The task:
Copy out every line in the entries below that includes "rendimento".

Information given:
--- start ---

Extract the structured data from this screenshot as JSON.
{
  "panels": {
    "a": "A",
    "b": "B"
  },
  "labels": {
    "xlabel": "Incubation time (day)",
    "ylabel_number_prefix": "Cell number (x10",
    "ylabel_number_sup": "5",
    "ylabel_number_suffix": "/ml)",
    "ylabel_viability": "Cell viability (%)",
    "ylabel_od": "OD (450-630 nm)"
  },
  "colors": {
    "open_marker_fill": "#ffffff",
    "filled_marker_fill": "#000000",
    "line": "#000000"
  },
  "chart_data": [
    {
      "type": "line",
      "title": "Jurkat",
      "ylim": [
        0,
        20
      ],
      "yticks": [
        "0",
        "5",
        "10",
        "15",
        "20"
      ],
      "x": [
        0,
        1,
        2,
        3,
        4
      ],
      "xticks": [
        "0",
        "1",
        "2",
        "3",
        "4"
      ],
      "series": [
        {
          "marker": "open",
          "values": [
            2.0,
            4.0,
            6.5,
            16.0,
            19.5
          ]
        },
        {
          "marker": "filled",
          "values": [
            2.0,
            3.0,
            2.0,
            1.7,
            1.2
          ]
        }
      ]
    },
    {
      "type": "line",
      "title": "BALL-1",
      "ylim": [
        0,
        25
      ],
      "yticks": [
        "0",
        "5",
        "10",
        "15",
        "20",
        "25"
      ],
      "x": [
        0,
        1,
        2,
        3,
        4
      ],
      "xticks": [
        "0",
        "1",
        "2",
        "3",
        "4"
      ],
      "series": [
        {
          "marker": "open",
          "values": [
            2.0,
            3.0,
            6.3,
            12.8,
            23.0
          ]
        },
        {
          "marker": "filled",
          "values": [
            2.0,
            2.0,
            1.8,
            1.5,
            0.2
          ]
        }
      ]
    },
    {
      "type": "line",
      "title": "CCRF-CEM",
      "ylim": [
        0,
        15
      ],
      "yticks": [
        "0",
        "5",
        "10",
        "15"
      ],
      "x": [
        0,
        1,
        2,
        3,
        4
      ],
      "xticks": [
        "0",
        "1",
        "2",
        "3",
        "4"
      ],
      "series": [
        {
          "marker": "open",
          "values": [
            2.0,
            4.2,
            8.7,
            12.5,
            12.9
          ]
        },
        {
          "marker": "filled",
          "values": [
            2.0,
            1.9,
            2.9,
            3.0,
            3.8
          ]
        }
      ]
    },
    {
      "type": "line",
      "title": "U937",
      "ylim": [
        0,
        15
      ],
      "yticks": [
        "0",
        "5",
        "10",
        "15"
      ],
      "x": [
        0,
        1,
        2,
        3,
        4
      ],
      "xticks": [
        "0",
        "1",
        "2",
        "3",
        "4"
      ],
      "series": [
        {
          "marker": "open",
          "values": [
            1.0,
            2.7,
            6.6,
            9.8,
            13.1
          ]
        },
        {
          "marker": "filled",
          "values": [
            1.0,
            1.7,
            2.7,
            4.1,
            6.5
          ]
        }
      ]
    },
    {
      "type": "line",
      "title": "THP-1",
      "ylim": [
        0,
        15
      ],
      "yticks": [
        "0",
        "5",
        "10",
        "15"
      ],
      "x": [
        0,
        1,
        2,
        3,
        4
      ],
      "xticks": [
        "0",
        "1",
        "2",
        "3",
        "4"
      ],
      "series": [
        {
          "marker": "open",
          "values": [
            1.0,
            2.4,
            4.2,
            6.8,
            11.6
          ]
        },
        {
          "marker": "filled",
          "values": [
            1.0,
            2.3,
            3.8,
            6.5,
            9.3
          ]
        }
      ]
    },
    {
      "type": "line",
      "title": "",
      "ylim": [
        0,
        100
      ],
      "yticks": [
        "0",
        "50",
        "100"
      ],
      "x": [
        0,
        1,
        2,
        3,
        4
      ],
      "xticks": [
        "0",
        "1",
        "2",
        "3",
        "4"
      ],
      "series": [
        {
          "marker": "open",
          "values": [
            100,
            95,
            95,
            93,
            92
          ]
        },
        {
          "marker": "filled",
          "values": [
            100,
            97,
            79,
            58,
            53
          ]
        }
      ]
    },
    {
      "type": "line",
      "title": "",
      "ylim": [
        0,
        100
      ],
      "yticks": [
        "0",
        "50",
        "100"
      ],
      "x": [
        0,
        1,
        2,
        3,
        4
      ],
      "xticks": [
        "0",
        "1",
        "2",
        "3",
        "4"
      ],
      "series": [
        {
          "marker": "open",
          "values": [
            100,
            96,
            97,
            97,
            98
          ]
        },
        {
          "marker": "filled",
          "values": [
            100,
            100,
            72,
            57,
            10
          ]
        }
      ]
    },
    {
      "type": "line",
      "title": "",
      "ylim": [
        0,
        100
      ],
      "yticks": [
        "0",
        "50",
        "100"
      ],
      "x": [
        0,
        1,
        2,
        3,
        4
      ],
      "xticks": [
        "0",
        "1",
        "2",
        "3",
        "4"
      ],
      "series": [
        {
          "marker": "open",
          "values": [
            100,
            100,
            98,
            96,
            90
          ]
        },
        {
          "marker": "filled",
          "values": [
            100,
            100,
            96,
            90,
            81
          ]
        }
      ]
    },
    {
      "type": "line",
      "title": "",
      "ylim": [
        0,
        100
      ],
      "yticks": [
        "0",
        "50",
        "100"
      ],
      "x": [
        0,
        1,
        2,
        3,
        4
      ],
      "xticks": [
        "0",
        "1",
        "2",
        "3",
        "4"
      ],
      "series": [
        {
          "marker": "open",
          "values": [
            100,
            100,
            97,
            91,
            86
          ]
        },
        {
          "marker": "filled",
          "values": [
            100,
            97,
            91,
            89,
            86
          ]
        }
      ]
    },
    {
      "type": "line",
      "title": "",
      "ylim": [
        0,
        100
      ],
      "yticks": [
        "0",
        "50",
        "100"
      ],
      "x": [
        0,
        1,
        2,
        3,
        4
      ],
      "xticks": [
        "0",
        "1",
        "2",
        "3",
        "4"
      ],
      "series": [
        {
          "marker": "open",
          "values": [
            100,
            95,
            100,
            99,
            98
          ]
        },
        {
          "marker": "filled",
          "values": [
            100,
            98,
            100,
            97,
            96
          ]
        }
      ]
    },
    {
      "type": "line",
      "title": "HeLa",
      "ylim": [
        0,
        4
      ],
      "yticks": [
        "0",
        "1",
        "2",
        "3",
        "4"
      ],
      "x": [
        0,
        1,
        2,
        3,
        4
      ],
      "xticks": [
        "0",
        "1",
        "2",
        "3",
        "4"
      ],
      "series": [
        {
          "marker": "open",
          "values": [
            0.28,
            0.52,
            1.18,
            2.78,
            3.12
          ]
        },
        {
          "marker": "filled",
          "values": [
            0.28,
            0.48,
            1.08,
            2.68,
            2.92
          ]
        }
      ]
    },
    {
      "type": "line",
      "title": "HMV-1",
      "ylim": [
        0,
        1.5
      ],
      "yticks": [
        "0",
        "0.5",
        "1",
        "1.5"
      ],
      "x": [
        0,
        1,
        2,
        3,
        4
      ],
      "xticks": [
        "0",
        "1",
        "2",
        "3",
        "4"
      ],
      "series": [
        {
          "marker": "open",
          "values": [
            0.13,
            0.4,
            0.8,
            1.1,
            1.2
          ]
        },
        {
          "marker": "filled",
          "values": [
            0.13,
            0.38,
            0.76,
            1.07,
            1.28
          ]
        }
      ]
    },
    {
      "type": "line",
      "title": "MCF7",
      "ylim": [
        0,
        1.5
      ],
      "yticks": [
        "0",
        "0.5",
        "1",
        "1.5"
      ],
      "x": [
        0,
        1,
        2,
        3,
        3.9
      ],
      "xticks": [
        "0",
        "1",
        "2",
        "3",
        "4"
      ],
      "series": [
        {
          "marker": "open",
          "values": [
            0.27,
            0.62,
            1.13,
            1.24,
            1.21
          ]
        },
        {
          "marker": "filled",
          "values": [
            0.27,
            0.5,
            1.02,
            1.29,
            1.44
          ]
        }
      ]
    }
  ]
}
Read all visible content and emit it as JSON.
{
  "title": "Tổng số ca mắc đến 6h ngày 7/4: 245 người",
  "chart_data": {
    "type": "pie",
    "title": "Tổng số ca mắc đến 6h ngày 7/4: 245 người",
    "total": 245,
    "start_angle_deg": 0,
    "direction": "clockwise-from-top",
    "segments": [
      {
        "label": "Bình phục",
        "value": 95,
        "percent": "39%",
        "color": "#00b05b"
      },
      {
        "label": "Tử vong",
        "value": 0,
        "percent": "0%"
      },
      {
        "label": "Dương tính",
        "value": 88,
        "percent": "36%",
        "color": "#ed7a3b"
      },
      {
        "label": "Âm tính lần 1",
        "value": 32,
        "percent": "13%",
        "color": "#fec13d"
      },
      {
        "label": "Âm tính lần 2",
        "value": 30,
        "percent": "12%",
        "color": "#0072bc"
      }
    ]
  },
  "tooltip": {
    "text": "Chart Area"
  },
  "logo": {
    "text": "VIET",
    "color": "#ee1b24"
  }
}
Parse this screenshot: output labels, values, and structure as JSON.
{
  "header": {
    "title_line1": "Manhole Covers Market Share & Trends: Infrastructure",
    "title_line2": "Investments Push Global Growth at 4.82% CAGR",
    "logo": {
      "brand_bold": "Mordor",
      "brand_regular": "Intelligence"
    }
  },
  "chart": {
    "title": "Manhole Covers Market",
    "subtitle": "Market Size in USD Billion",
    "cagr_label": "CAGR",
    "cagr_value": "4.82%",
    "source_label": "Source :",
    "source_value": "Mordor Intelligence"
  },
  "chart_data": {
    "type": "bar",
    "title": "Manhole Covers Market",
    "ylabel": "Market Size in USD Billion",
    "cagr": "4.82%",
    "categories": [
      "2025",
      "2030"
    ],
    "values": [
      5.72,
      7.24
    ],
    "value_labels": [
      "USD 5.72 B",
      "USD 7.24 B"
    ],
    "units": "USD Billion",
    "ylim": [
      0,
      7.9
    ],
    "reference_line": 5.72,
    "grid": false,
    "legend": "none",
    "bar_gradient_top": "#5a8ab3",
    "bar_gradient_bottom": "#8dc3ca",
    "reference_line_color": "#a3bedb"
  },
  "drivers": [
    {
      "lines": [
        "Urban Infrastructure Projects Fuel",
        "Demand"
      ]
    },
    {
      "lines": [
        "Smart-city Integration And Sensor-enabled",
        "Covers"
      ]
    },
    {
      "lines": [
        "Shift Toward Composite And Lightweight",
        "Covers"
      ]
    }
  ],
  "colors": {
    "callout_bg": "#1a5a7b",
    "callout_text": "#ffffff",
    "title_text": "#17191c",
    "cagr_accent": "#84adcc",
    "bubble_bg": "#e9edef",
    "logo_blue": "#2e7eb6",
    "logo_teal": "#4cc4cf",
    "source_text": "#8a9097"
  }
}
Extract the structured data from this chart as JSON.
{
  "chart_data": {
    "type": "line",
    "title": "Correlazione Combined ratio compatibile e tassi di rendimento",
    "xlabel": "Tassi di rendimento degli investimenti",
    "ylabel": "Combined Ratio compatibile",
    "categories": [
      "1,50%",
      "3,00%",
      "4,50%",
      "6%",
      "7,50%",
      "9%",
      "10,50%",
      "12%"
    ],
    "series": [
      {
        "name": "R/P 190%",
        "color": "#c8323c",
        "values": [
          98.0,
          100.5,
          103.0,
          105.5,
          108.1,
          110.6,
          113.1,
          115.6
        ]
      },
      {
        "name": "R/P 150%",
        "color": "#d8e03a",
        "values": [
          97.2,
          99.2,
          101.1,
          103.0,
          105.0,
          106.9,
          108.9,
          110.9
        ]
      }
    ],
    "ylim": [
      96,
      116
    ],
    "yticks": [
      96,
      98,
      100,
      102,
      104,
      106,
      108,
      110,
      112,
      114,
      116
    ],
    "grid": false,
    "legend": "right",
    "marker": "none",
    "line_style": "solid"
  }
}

--- end ---

Answer to the exercise:
    "title": "Correlazione Combined ratio compatibile e tassi di rendimento",
    "xlabel": "Tassi di rendimento degli investimenti",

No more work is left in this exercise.